START Dataset entries

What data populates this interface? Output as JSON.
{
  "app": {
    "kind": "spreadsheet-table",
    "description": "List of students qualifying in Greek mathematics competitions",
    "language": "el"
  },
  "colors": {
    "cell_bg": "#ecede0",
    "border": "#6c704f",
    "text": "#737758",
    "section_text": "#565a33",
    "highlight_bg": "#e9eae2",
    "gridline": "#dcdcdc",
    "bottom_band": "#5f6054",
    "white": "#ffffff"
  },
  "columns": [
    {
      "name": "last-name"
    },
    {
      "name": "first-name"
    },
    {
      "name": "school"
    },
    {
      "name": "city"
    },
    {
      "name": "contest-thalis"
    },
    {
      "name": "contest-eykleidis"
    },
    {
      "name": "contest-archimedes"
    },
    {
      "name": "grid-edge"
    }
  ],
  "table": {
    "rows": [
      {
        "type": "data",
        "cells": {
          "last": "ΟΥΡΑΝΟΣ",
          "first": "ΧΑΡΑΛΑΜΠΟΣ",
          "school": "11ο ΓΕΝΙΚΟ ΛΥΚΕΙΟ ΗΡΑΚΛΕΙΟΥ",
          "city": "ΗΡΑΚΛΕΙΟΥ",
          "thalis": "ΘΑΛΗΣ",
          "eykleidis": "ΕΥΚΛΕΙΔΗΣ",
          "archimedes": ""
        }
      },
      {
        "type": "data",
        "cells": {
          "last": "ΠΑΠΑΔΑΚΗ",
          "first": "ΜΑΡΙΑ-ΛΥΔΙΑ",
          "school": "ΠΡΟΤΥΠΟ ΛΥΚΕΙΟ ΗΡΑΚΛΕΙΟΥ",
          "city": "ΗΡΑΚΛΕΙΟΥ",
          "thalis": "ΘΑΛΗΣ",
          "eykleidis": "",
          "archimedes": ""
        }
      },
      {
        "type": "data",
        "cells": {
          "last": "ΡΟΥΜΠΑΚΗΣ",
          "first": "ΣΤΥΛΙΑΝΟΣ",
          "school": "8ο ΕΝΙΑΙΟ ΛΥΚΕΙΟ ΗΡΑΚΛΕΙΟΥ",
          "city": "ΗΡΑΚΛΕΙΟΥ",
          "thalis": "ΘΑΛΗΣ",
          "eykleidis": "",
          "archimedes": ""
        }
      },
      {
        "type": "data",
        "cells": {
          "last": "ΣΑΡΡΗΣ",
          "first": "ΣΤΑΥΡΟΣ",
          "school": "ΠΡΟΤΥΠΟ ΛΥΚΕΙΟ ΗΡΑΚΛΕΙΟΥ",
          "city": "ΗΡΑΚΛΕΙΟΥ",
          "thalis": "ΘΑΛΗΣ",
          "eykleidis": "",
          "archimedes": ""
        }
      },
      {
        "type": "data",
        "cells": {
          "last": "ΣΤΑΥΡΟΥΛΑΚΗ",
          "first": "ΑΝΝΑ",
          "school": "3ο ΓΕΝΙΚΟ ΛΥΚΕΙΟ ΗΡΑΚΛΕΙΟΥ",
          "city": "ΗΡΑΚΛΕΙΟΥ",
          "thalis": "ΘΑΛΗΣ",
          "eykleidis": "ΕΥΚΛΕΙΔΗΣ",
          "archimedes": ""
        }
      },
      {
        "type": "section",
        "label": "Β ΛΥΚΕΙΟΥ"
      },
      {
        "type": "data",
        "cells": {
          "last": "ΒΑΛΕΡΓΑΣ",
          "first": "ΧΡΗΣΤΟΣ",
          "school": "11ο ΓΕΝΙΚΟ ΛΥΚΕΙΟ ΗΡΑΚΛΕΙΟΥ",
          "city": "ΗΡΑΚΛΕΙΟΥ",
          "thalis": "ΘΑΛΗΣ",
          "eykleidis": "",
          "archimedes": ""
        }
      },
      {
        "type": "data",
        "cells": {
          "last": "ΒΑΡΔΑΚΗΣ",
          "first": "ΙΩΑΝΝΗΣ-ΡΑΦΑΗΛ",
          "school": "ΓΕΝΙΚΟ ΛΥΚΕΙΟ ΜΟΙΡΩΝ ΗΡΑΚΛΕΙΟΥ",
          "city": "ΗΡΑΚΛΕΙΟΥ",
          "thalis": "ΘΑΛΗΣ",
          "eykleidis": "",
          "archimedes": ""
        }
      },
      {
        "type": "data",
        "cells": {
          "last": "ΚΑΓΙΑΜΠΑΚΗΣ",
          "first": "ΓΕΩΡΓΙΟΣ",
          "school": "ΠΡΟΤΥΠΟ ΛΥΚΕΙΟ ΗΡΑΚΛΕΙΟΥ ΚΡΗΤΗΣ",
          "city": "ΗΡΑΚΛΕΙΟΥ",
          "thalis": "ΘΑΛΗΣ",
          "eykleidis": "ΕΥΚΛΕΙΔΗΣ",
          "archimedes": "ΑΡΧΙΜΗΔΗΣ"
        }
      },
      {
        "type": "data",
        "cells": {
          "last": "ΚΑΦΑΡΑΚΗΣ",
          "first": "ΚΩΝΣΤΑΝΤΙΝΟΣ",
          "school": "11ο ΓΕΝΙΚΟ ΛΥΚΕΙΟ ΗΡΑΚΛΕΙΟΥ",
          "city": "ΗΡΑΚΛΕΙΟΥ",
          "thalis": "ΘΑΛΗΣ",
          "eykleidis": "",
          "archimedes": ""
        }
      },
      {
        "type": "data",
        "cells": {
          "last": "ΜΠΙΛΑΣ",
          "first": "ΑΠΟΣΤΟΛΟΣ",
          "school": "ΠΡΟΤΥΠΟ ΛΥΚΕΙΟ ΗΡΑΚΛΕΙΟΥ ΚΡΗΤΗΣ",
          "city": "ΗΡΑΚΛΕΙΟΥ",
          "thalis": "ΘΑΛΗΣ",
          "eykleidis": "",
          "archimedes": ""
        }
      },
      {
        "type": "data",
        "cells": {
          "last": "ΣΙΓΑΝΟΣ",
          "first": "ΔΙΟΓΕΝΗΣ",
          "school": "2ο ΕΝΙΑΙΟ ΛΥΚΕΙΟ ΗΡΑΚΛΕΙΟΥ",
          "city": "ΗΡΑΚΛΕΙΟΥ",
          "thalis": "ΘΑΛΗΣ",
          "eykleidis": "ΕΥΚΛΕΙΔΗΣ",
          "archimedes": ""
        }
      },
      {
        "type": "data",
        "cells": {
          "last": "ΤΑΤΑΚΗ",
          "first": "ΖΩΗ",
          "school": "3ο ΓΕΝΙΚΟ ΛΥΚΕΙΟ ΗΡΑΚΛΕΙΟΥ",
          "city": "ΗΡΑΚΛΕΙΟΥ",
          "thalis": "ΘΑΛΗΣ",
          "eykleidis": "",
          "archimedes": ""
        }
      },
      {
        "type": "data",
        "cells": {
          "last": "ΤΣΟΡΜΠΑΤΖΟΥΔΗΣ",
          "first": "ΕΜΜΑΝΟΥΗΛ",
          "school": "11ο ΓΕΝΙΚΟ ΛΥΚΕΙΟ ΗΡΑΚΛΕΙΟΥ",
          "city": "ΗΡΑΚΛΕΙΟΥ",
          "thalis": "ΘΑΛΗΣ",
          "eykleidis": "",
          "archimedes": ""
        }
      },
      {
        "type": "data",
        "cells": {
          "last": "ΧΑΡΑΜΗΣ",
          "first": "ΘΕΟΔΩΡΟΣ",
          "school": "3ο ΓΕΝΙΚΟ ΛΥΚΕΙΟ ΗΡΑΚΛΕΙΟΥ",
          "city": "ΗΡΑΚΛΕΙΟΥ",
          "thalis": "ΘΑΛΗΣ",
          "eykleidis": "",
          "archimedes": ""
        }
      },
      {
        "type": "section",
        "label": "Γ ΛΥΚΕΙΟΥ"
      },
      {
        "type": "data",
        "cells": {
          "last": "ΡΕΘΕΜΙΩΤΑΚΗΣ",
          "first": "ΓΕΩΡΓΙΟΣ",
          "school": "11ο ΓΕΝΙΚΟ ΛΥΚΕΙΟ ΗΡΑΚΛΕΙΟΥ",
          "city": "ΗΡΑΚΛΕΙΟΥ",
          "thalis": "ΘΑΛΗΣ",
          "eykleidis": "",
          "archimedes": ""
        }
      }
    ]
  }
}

END Dataset entries

§ **Exercise brief**
Collect the lines of the records that include the string "ΕΝΙΑΙΟ".

§ **Answer**
          "school": "8ο ΕΝΙΑΙΟ ΛΥΚΕΙΟ ΗΡΑΚΛΕΙΟΥ",
          "school": "2ο ΕΝΙΑΙΟ ΛΥΚΕΙΟ ΗΡΑΚΛΕΙΟΥ",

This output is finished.